▶ **BRIEF**: Which lines below contain the word "gesagt"? Copy each of them.

-------- EXTRACTED INFORMATION --------

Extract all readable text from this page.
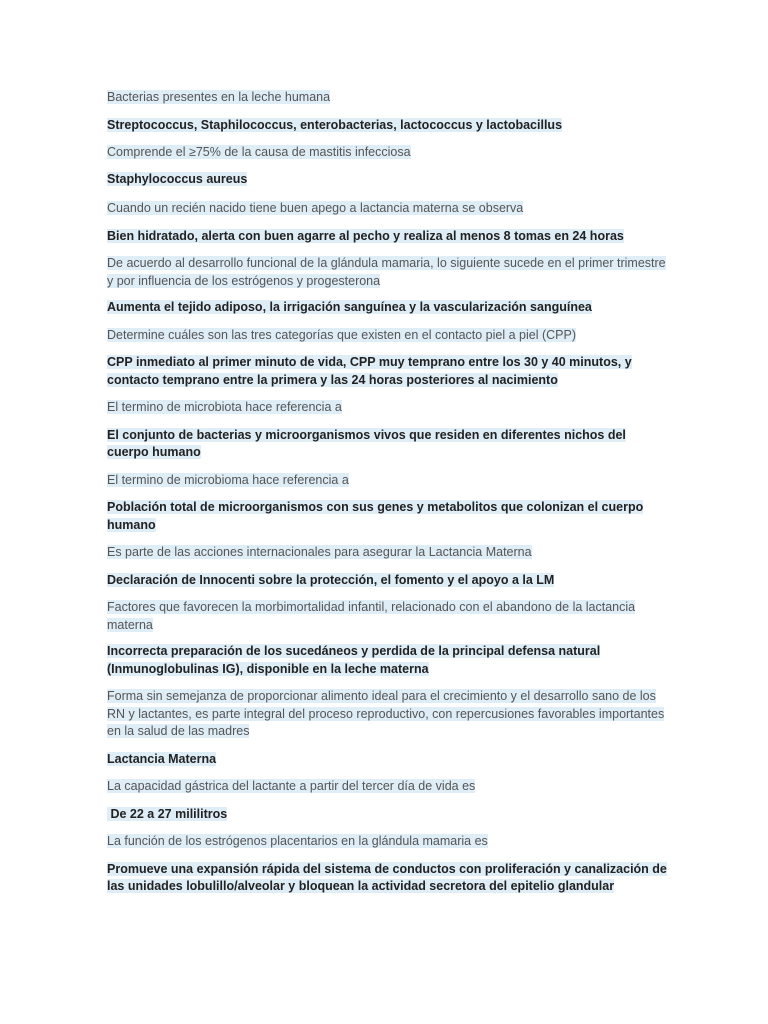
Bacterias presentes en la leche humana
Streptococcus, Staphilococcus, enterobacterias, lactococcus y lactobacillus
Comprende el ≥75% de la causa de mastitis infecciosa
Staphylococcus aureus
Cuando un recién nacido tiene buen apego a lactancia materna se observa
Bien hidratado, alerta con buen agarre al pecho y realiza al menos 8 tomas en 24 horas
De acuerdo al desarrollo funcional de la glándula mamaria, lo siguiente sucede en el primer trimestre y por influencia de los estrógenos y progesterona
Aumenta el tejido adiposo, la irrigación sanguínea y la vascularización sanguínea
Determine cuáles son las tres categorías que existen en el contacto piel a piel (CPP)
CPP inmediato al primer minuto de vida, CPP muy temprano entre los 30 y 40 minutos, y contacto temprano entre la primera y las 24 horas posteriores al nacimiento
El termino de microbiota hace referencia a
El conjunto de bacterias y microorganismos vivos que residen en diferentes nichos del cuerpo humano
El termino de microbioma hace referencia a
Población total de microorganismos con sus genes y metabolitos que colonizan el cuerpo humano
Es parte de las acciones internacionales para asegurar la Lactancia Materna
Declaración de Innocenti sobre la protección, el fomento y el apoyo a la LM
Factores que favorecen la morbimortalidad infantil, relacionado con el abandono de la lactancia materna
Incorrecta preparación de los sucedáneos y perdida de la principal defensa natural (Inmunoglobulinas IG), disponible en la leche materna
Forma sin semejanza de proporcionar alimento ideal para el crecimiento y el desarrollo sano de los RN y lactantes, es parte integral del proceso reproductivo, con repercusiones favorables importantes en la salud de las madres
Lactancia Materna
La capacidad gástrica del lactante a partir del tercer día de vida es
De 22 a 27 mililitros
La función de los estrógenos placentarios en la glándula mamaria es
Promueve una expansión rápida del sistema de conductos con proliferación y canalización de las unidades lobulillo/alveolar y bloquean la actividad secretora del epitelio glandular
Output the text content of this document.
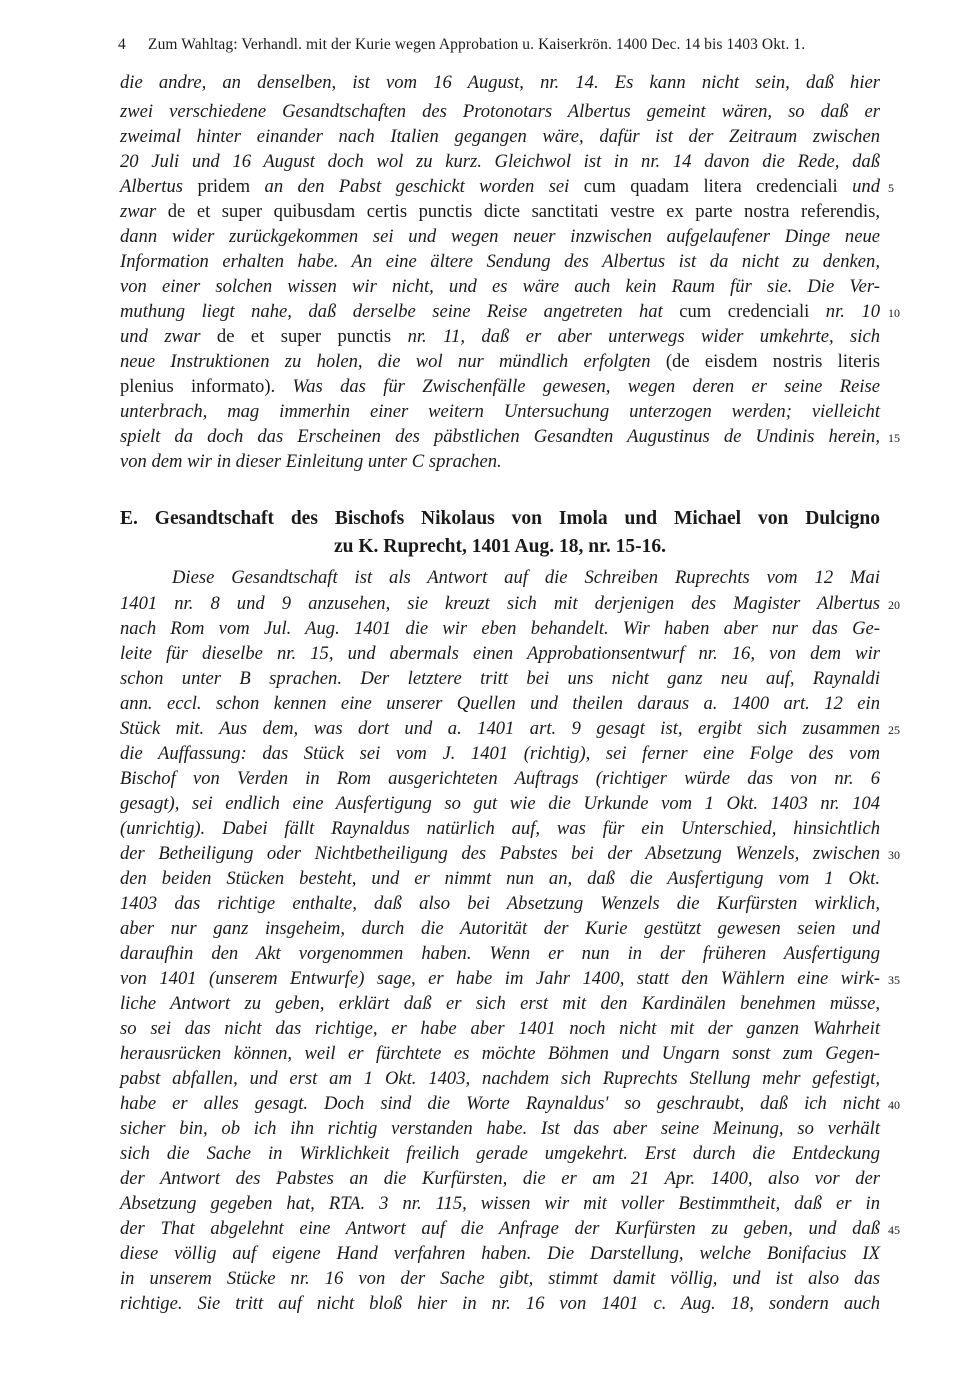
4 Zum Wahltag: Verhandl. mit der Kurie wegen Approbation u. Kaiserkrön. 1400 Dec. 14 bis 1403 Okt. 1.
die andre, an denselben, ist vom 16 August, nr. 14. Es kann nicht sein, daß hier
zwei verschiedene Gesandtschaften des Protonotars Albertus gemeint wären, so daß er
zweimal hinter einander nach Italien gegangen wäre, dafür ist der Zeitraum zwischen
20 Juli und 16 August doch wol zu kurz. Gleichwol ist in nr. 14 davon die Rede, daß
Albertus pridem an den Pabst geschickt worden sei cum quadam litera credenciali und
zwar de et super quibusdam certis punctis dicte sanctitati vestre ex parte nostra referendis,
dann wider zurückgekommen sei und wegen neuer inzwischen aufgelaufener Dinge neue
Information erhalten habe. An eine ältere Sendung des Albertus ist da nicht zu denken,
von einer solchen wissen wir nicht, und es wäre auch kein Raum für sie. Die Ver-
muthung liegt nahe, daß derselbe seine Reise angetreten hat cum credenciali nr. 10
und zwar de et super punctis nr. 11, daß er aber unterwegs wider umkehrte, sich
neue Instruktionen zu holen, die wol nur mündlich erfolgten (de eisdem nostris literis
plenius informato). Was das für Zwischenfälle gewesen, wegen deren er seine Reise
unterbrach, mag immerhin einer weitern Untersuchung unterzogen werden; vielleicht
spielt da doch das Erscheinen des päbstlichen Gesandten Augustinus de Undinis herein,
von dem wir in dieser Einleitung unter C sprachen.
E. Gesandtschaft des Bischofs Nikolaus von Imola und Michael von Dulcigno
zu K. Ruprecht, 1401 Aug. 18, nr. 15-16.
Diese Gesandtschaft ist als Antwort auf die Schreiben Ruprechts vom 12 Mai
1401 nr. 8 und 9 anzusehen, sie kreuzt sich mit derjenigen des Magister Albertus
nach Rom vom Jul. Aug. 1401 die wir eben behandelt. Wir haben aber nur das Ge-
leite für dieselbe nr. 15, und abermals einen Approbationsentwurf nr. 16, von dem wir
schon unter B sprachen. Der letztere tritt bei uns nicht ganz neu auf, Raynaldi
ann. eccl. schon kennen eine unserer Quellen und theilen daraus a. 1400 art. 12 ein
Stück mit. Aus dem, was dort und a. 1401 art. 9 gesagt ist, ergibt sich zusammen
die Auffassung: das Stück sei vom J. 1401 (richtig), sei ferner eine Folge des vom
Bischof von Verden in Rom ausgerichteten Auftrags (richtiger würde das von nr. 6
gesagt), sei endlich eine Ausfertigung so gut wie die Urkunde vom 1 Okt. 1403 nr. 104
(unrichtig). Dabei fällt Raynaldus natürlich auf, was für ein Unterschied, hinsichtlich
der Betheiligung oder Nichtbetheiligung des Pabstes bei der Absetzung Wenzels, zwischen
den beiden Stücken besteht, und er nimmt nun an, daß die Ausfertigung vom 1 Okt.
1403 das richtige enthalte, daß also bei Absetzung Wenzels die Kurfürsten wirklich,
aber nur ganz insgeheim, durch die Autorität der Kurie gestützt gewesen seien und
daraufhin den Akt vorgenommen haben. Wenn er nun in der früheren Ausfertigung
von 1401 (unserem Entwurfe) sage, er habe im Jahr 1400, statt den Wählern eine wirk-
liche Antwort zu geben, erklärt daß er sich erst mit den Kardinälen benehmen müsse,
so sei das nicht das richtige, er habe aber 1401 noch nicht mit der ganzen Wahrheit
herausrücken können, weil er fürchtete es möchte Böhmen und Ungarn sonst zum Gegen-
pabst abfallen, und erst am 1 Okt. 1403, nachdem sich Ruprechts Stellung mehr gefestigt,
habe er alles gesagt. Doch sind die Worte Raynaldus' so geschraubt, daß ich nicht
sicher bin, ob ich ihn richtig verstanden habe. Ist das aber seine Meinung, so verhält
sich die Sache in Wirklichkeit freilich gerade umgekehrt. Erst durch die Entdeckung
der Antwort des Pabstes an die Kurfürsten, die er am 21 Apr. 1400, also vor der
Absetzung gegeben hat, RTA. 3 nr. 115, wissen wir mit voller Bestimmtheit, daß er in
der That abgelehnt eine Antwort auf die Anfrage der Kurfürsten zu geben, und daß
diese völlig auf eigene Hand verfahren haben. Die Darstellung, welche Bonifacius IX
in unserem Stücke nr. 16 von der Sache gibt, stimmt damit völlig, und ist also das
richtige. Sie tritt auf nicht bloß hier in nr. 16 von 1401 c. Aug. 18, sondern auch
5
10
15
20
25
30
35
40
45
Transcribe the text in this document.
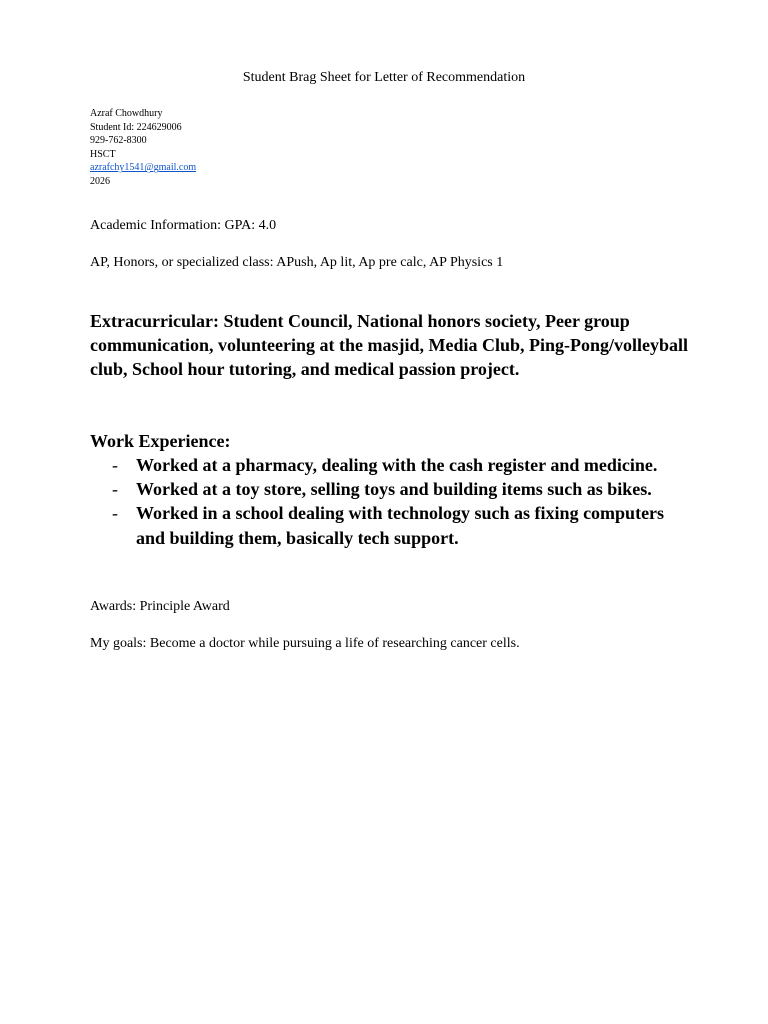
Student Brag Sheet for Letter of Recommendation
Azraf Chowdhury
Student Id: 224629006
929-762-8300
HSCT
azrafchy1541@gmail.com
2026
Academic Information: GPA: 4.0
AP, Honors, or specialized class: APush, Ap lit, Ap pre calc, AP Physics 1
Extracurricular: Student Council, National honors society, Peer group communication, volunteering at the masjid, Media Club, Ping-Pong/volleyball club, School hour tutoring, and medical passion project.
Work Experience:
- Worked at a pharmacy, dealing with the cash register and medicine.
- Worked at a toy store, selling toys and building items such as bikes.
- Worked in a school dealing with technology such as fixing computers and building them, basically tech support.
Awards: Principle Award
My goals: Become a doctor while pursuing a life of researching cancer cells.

--------

▶ **ANSWER SECTION**:
Stück mit. Aus dem, was dort und a. 1401 art. 9 gesagt ist, ergibt sich zusammen
gesagt), sei endlich eine Ausfertigung so gut wie die Urkunde vom 1 Okt. 1403 nr. 104
habe er alles gesagt. Doch sind die Worte Raynaldus' so geschraubt, daß ich nicht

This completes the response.